* [Data shown]

┄┄┄┄┄┄┄┄┄┄

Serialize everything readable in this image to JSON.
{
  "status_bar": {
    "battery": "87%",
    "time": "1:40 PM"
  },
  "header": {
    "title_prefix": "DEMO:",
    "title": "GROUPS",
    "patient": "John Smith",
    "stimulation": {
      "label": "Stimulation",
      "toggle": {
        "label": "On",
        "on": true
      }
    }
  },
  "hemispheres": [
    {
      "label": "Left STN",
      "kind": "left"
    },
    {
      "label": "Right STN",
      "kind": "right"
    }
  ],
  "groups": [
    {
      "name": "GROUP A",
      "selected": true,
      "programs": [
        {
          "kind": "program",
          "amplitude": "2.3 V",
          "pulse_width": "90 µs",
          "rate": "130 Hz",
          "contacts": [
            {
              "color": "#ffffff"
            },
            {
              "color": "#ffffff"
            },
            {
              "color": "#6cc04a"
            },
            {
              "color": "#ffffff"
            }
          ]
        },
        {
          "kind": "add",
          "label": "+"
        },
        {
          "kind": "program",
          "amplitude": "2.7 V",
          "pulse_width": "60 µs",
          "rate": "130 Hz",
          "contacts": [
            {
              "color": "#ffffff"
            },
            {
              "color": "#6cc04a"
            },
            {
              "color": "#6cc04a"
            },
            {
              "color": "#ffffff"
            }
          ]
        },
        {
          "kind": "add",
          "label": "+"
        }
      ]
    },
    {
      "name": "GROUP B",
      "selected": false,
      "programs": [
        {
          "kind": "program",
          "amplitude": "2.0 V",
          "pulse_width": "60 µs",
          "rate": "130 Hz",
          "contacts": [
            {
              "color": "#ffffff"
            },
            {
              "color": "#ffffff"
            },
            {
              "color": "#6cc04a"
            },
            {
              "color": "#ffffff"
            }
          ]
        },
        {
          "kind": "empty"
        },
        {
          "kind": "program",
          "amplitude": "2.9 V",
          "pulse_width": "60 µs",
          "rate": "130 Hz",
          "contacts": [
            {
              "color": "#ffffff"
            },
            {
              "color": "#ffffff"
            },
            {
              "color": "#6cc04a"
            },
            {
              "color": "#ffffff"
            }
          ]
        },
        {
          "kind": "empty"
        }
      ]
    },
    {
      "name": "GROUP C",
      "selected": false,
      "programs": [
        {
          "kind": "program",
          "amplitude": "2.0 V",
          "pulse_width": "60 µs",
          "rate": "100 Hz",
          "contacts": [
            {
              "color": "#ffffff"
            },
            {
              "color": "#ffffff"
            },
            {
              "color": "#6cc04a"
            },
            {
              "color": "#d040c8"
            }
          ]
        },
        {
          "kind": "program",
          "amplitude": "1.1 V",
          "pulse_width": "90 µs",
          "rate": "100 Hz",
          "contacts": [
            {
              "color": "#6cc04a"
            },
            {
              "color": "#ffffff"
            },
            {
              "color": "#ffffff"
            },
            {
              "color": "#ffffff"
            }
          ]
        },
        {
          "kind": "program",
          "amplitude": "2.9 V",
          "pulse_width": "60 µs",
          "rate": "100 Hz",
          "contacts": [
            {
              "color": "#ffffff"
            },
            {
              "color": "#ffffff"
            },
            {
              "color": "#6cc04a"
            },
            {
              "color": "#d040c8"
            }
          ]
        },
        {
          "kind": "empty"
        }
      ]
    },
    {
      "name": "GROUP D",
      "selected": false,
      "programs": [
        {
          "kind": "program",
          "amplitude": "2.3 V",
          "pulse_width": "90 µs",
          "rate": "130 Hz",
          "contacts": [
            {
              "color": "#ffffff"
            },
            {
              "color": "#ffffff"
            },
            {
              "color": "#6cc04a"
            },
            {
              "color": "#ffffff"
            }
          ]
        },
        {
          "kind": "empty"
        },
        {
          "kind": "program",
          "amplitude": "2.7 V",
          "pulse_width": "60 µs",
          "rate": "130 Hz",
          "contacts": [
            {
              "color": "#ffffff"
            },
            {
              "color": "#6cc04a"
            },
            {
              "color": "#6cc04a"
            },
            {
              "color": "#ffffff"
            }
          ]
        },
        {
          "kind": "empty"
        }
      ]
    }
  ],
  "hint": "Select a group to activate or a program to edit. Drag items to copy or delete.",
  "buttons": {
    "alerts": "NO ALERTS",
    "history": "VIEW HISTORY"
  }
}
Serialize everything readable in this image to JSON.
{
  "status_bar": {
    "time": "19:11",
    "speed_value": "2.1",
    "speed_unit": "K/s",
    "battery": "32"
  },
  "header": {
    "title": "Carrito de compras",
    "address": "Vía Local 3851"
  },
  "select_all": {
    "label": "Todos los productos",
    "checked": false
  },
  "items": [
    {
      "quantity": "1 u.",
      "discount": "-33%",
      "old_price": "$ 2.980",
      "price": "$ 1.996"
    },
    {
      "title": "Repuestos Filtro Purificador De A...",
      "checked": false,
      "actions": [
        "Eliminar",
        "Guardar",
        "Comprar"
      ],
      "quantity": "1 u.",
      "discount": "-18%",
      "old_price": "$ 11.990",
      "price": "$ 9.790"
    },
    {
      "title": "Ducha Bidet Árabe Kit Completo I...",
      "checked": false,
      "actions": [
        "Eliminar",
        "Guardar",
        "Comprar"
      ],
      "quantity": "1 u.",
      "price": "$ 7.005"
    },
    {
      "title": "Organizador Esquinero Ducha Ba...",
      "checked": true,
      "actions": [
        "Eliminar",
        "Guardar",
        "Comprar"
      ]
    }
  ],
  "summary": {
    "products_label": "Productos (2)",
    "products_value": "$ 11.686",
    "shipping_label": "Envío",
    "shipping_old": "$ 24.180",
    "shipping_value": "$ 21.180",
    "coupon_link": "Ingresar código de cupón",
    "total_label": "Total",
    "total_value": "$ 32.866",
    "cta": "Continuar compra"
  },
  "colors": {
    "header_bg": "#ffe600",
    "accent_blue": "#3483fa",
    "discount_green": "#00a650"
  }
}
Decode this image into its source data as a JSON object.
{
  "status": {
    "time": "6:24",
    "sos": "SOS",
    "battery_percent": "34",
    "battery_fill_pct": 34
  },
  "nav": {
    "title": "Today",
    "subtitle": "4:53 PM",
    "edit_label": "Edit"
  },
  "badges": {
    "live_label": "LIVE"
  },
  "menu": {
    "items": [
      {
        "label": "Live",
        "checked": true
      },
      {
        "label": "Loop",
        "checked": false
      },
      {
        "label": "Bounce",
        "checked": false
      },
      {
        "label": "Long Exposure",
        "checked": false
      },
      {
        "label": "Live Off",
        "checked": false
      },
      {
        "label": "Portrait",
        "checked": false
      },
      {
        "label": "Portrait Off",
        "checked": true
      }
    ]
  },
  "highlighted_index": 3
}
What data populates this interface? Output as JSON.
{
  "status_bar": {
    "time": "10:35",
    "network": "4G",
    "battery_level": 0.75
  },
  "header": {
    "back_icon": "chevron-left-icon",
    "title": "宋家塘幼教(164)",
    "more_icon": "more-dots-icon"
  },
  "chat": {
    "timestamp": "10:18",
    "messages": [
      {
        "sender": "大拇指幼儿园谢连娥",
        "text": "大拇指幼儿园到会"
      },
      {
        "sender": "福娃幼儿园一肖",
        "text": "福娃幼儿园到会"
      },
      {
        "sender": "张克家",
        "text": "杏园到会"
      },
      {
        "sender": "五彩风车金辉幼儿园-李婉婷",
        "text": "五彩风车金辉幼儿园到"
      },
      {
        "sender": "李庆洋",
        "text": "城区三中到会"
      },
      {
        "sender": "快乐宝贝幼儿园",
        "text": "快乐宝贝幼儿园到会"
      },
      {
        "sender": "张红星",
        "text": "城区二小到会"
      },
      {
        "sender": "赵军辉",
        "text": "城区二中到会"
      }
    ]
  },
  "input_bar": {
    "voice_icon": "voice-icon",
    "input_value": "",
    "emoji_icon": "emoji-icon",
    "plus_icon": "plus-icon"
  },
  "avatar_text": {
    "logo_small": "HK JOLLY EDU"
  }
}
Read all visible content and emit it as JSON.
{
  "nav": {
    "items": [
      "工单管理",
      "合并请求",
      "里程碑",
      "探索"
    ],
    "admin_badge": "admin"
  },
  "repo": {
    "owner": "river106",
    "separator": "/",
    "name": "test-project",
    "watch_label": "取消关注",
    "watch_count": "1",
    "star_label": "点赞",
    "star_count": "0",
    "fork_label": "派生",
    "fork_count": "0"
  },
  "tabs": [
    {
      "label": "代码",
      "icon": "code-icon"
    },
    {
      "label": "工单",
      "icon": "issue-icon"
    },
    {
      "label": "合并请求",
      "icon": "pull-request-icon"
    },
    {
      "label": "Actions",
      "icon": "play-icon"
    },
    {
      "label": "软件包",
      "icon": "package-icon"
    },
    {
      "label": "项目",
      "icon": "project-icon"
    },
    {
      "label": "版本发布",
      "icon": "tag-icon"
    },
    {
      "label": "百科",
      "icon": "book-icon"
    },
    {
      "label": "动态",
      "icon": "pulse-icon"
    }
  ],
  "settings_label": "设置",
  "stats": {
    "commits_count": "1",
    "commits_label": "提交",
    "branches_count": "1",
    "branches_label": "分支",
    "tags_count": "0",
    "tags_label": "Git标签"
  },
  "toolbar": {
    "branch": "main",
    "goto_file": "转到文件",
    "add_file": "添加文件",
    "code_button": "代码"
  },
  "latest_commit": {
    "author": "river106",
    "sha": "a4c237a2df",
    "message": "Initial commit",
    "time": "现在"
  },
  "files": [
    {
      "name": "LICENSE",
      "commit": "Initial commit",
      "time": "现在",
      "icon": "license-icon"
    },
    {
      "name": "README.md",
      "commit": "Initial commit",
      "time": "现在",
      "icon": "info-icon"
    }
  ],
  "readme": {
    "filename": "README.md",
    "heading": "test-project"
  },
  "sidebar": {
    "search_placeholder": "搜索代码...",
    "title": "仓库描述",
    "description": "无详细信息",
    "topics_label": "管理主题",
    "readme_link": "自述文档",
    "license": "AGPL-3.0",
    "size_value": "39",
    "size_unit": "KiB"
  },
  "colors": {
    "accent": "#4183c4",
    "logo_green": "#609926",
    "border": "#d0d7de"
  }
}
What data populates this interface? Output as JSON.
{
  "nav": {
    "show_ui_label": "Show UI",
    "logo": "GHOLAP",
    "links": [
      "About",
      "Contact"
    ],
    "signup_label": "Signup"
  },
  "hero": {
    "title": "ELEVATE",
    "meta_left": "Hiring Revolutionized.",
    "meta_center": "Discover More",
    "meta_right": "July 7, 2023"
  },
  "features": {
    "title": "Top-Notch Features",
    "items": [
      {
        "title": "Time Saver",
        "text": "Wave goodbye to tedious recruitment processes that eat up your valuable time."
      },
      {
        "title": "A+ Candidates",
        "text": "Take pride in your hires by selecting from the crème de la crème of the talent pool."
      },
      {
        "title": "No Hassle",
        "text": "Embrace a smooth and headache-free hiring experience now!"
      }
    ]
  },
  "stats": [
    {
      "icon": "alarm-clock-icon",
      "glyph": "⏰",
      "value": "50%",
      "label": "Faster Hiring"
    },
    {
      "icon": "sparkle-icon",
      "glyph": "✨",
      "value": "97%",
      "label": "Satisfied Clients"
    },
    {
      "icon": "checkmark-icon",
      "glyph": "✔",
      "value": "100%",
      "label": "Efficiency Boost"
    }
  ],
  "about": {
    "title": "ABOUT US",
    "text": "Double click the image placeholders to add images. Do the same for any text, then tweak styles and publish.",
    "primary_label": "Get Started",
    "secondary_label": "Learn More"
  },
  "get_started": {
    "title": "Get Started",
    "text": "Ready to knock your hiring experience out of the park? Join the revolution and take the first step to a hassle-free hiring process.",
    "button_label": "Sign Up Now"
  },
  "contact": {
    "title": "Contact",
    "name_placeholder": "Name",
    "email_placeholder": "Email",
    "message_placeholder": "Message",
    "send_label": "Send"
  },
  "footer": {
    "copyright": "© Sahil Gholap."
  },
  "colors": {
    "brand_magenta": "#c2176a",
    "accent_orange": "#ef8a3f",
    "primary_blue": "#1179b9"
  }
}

┄┄┄┄┄┄┄┄┄┄

* [Exercise instructions] Copy all the lines above that hold the string "free".

* [Answer]
        "text": "Embrace a smooth and headache-free hiring experience now!"
    "text": "Ready to knock your hiring experience out of the park? Join the revolution and take the first step to a hassle-free hiring process.",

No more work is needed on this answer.